**YOUR TASK:** Extract each line of the material that follows exactly and omit its pictures.

**INFORMATION SUPPLIED:**
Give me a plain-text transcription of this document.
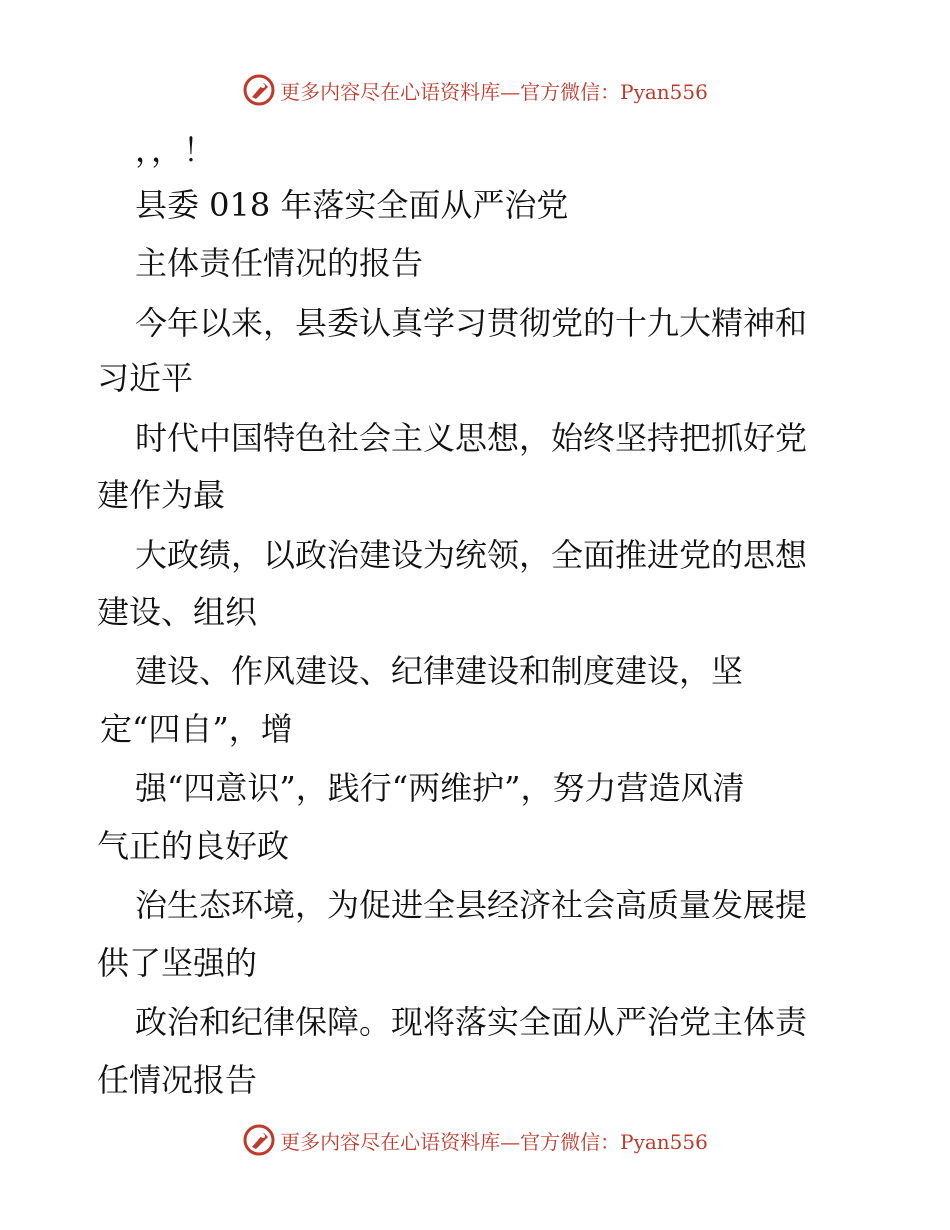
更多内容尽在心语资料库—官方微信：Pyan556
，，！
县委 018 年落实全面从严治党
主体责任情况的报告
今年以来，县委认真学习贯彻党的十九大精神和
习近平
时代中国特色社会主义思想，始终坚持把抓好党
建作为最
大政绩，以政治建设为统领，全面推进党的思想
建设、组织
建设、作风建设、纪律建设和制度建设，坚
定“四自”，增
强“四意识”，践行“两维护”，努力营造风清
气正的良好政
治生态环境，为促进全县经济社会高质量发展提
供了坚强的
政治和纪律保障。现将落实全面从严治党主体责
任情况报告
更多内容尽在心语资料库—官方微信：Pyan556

**WRITTEN SOLUTION:**
Give me a plain-text transcription of this document.
更多内容尽在心语资料库—官方微信：Pyan556
，，！
县委 018 年落实全面从严治党
主体责任情况的报告
今年以来，县委认真学习贯彻党的十九大精神和
习近平
时代中国特色社会主义思想，始终坚持把抓好党
建作为最
大政绩，以政治建设为统领，全面推进党的思想
建设、组织
建设、作风建设、纪律建设和制度建设，坚
定“四自”，增
强“四意识”，践行“两维护”，努力营造风清
气正的良好政
治生态环境，为促进全县经济社会高质量发展提
供了坚强的
政治和纪律保障。现将落实全面从严治党主体责
任情况报告
更多内容尽在心语资料库—官方微信：Pyan556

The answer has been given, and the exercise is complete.